Copy every line of the records below where the word "this" occurs.
= = = = = = =
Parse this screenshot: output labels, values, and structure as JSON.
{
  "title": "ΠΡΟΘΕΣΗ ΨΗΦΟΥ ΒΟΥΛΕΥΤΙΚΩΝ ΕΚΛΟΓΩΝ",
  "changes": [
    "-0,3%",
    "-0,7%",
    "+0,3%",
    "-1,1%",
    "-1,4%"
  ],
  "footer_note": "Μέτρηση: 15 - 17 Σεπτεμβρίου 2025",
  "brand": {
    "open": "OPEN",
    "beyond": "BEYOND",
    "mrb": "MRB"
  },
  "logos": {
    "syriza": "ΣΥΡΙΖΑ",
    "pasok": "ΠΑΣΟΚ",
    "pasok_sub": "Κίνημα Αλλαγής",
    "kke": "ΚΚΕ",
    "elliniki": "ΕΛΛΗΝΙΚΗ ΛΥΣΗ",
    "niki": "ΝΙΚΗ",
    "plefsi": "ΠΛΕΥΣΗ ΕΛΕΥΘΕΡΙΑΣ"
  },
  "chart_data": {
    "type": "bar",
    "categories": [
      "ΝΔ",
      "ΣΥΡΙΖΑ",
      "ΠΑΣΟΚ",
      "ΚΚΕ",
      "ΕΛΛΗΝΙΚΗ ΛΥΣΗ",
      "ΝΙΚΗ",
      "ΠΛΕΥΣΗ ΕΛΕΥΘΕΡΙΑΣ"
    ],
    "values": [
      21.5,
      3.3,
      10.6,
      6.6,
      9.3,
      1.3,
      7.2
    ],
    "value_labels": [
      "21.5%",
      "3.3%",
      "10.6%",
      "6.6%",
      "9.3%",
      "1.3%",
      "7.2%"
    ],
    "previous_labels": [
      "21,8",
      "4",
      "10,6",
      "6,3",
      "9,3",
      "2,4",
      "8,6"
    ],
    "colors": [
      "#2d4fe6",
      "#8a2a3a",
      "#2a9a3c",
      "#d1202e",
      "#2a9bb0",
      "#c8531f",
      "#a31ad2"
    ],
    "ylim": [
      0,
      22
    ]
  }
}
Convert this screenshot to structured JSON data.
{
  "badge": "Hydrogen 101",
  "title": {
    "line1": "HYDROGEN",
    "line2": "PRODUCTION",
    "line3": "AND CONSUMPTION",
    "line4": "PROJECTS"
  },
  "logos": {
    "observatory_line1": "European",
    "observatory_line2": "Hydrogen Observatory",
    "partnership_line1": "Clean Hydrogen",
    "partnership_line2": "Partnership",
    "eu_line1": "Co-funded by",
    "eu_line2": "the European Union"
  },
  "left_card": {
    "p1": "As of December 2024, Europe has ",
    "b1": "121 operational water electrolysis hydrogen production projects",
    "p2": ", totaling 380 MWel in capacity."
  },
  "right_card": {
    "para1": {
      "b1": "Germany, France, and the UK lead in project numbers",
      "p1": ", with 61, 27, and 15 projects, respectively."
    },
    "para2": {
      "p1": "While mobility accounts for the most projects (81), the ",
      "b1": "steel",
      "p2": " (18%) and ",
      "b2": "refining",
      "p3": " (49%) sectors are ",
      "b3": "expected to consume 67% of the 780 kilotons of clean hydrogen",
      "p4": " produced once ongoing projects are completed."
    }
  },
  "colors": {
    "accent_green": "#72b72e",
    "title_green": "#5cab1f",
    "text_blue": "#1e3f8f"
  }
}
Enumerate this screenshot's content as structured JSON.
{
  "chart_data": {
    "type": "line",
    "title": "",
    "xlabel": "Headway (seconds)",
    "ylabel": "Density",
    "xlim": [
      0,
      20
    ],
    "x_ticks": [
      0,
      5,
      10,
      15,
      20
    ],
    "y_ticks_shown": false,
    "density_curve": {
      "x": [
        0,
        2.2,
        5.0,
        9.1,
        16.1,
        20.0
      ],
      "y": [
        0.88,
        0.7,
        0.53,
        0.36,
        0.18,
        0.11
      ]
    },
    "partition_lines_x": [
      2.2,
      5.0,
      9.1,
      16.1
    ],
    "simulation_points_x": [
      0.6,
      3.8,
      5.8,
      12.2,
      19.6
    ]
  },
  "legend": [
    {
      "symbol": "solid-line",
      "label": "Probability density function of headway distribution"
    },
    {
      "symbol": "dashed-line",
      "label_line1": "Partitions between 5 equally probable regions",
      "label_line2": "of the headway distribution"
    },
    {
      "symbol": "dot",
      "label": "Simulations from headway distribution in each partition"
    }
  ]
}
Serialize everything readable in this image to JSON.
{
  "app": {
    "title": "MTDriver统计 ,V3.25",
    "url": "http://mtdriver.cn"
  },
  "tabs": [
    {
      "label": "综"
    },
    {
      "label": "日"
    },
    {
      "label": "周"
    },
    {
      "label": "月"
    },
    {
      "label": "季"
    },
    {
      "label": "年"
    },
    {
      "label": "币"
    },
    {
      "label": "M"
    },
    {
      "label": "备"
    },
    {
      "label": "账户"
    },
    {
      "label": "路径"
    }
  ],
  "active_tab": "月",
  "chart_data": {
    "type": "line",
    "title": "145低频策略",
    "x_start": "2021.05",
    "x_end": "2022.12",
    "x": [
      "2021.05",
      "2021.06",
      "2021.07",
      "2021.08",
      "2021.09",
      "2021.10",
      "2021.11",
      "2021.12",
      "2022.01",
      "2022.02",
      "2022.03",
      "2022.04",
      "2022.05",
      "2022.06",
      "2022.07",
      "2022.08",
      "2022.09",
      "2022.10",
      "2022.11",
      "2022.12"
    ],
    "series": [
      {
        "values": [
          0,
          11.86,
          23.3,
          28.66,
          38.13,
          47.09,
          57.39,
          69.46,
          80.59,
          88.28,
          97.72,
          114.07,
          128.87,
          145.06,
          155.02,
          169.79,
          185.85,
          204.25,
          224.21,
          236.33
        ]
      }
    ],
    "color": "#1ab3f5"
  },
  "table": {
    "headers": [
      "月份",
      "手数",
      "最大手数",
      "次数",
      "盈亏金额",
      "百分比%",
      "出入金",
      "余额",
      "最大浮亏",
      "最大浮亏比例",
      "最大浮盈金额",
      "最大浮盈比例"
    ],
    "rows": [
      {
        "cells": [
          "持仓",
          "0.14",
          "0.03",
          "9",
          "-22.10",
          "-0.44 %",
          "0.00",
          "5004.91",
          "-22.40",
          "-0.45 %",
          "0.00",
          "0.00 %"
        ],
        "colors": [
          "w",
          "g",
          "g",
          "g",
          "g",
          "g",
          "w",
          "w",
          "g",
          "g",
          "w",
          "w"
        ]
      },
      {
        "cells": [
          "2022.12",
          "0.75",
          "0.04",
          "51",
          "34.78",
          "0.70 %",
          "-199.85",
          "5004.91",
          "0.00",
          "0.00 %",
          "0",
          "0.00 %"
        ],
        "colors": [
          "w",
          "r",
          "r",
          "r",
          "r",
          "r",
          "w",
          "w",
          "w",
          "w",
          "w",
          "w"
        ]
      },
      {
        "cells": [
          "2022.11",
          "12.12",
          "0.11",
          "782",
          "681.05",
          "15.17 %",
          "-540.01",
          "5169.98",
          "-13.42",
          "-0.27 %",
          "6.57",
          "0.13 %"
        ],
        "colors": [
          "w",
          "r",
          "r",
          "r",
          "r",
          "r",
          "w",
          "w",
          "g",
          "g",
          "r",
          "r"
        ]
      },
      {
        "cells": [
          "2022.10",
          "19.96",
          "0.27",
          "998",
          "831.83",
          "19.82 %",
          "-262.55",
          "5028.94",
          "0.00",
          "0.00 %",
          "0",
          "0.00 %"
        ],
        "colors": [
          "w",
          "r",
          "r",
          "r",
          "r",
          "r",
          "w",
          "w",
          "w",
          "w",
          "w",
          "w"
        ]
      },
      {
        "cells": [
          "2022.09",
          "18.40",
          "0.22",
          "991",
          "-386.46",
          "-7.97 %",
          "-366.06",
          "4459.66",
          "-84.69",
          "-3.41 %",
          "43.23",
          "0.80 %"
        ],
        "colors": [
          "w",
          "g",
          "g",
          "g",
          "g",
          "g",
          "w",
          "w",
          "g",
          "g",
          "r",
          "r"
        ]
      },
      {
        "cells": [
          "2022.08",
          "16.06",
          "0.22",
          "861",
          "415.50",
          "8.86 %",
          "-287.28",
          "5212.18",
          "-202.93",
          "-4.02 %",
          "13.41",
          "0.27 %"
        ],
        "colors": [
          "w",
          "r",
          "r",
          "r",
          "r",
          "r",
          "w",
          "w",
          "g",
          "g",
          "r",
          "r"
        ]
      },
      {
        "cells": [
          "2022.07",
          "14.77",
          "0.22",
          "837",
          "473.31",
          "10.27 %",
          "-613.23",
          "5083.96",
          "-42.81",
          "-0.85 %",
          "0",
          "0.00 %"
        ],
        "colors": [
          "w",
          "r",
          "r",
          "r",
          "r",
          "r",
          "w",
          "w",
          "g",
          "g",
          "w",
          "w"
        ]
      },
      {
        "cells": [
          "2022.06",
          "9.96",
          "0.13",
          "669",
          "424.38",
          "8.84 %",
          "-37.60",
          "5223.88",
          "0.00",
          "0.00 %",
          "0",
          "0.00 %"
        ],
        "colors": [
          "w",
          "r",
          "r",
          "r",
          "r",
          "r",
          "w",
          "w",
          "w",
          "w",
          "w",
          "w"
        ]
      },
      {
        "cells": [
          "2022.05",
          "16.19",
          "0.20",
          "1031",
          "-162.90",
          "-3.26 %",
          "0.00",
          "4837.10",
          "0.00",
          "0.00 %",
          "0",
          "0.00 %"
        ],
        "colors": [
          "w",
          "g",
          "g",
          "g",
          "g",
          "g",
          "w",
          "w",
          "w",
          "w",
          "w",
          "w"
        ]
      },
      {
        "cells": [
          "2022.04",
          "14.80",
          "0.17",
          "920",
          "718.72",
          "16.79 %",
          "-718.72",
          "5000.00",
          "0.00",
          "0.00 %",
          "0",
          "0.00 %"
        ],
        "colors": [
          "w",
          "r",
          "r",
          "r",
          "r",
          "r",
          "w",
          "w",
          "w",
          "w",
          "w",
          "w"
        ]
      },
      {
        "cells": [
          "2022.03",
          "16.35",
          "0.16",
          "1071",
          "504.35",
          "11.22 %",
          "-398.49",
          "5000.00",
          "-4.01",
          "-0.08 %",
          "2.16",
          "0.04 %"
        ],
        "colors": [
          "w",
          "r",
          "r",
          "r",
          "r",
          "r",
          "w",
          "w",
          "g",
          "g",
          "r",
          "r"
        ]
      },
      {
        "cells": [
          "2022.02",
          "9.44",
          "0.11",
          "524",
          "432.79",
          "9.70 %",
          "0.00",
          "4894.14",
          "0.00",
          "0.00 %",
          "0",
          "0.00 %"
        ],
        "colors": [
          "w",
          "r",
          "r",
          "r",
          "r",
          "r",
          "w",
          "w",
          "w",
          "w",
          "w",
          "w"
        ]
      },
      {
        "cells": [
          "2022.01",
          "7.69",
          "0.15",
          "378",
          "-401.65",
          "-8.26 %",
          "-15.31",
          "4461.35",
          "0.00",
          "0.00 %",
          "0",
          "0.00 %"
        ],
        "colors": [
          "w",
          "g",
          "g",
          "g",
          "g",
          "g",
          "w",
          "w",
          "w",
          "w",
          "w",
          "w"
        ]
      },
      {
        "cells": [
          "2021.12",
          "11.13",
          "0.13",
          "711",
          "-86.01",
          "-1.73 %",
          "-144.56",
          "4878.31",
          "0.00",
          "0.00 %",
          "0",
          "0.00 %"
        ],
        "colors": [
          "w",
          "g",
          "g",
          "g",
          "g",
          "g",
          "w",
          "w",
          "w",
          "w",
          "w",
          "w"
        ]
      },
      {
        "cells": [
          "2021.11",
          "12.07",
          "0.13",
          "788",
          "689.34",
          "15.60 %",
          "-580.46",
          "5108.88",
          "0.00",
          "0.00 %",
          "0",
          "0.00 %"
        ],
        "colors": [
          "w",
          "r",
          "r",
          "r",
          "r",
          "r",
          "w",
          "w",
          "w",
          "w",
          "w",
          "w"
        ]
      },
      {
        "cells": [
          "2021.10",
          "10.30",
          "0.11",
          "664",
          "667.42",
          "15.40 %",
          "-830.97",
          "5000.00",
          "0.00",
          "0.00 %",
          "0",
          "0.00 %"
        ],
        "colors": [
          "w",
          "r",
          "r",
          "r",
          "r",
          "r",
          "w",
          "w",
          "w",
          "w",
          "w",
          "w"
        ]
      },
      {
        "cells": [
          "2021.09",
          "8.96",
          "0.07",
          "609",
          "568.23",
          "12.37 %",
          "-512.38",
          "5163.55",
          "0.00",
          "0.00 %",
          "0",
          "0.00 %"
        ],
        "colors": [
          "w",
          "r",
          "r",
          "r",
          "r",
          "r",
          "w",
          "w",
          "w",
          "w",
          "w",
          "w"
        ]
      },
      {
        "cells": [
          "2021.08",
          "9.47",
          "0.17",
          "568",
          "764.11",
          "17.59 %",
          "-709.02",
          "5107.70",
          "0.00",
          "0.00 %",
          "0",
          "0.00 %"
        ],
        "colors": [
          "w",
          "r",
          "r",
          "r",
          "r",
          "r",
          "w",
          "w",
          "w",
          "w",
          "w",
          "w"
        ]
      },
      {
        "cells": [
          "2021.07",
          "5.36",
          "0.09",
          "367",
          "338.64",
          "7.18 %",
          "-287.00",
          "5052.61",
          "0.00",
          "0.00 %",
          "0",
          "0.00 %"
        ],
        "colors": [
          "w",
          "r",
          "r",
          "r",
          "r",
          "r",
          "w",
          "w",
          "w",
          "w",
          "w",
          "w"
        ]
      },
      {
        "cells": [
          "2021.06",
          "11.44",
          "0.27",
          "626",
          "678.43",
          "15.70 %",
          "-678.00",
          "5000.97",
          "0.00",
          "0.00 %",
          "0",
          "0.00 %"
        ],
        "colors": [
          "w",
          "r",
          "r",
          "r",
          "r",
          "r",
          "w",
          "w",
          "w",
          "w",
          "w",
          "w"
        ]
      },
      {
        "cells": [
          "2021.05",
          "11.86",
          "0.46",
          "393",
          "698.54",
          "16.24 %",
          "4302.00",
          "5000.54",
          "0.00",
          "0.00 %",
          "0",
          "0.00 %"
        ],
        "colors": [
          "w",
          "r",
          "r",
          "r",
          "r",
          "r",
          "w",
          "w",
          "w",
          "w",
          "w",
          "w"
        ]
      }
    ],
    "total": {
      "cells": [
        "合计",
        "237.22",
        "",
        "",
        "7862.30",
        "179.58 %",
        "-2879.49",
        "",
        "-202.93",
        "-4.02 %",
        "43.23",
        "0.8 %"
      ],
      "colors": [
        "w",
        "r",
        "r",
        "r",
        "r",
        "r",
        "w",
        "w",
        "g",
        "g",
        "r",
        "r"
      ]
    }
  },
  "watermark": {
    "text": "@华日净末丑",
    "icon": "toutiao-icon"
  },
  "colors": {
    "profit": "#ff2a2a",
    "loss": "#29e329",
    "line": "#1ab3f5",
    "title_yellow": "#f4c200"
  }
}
= = = = = = =
§ **SOLUTION TO THE PROBLEM**:
Parse this screenshot: output labels, values, and structure as JSON.
Convert this screenshot to structured JSON data.
Enumerate this screenshot's content as structured JSON.
Serialize everything readable in this image to JSON.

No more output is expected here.